Below is some material; transcribe all of it exactly.

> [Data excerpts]
-- START --
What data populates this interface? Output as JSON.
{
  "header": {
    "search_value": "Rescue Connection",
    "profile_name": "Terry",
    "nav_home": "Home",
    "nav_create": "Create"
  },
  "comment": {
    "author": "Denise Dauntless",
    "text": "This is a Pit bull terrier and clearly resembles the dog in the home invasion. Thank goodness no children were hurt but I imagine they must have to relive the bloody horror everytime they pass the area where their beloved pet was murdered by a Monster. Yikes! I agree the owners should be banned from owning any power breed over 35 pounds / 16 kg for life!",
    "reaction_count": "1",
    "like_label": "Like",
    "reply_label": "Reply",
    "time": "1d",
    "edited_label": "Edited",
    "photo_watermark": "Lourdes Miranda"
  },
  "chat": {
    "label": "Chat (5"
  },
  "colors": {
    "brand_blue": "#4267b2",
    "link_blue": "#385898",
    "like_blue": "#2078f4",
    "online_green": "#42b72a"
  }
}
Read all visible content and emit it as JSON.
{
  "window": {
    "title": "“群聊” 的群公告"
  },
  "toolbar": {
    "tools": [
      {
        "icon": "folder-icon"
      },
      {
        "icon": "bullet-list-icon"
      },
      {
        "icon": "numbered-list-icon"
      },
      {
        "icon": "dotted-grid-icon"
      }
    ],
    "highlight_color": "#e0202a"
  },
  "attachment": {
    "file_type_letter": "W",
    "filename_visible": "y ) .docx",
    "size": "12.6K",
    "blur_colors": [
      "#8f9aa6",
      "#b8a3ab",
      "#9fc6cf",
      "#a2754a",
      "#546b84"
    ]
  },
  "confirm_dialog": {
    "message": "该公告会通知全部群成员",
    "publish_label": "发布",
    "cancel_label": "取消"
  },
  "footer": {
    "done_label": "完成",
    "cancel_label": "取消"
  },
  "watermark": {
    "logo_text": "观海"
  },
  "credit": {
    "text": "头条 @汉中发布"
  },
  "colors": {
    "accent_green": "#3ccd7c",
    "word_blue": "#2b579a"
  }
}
-- END --
> [PROBLEM SOLUTION]
What data populates this interface? Output as JSON.
{
  "header": {
    "search_value": "Rescue Connection",
    "profile_name": "Terry",
    "nav_home": "Home",
    "nav_create": "Create"
  },
  "comment": {
    "author": "Denise Dauntless",
    "text": "This is a Pit bull terrier and clearly resembles the dog in the home invasion. Thank goodness no children were hurt but I imagine they must have to relive the bloody horror everytime they pass the area where their beloved pet was murdered by a Monster. Yikes! I agree the owners should be banned from owning any power breed over 35 pounds / 16 kg for life!",
    "reaction_count": "1",
    "like_label": "Like",
    "reply_label": "Reply",
    "time": "1d",
    "edited_label": "Edited",
    "photo_watermark": "Lourdes Miranda"
  },
  "chat": {
    "label": "Chat (5"
  },
  "colors": {
    "brand_blue": "#4267b2",
    "link_blue": "#385898",
    "like_blue": "#2078f4",
    "online_green": "#42b72a"
  }
}
Read all visible content and emit it as JSON.
{
  "window": {
    "title": "“群聊” 的群公告"
  },
  "toolbar": {
    "tools": [
      {
        "icon": "folder-icon"
      },
      {
        "icon": "bullet-list-icon"
      },
      {
        "icon": "numbered-list-icon"
      },
      {
        "icon": "dotted-grid-icon"
      }
    ],
    "highlight_color": "#e0202a"
  },
  "attachment": {
    "file_type_letter": "W",
    "filename_visible": "y ) .docx",
    "size": "12.6K",
    "blur_colors": [
      "#8f9aa6",
      "#b8a3ab",
      "#9fc6cf",
      "#a2754a",
      "#546b84"
    ]
  },
  "confirm_dialog": {
    "message": "该公告会通知全部群成员",
    "publish_label": "发布",
    "cancel_label": "取消"
  },
  "footer": {
    "done_label": "完成",
    "cancel_label": "取消"
  },
  "watermark": {
    "logo_text": "观海"
  },
  "credit": {
    "text": "头条 @汉中发布"
  },
  "colors": {
    "accent_green": "#3ccd7c",
    "word_blue": "#2b579a"
  }
}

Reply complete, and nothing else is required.